(Data records)
%%

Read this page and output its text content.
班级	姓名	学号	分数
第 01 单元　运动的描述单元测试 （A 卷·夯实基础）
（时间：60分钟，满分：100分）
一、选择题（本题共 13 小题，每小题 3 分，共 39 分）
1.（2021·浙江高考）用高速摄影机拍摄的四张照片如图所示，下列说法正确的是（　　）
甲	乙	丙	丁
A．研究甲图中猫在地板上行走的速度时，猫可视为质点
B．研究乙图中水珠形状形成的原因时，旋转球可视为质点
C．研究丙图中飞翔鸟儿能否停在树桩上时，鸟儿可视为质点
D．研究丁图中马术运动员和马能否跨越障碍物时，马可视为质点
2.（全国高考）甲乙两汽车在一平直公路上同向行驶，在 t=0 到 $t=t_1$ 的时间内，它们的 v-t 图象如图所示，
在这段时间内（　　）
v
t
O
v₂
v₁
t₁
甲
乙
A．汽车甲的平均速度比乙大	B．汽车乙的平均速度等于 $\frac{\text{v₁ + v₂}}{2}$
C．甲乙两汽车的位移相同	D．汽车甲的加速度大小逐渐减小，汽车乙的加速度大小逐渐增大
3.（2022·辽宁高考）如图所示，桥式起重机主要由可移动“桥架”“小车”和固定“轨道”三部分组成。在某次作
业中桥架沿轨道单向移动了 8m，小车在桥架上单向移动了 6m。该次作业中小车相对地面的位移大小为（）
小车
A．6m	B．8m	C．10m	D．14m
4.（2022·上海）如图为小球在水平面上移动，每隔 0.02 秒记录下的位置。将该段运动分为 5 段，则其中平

%%

Extract all the material, leaving every line as it is.

**Exercise solution:**
Read this page and output its text content.
班级	姓名	学号	分数
第 01 单元　运动的描述单元测试 （A 卷·夯实基础）
（时间：60分钟，满分：100分）
一、选择题（本题共 13 小题，每小题 3 分，共 39 分）
1.（2021·浙江高考）用高速摄影机拍摄的四张照片如图所示，下列说法正确的是（　　）
甲	乙	丙	丁
A．研究甲图中猫在地板上行走的速度时，猫可视为质点
B．研究乙图中水珠形状形成的原因时，旋转球可视为质点
C．研究丙图中飞翔鸟儿能否停在树桩上时，鸟儿可视为质点
D．研究丁图中马术运动员和马能否跨越障碍物时，马可视为质点
2.（全国高考）甲乙两汽车在一平直公路上同向行驶，在 t=0 到 $t=t_1$ 的时间内，它们的 v-t 图象如图所示，
在这段时间内（　　）
v
t
O
v₂
v₁
t₁
甲
乙
A．汽车甲的平均速度比乙大	B．汽车乙的平均速度等于 $\frac{\text{v₁ + v₂}}{2}$
C．甲乙两汽车的位移相同	D．汽车甲的加速度大小逐渐减小，汽车乙的加速度大小逐渐增大
3.（2022·辽宁高考）如图所示，桥式起重机主要由可移动“桥架”“小车”和固定“轨道”三部分组成。在某次作
业中桥架沿轨道单向移动了 8m，小车在桥架上单向移动了 6m。该次作业中小车相对地面的位移大小为（）
小车
A．6m	B．8m	C．10m	D．14m
4.（2022·上海）如图为小球在水平面上移动，每隔 0.02 秒记录下的位置。将该段运动分为 5 段，则其中平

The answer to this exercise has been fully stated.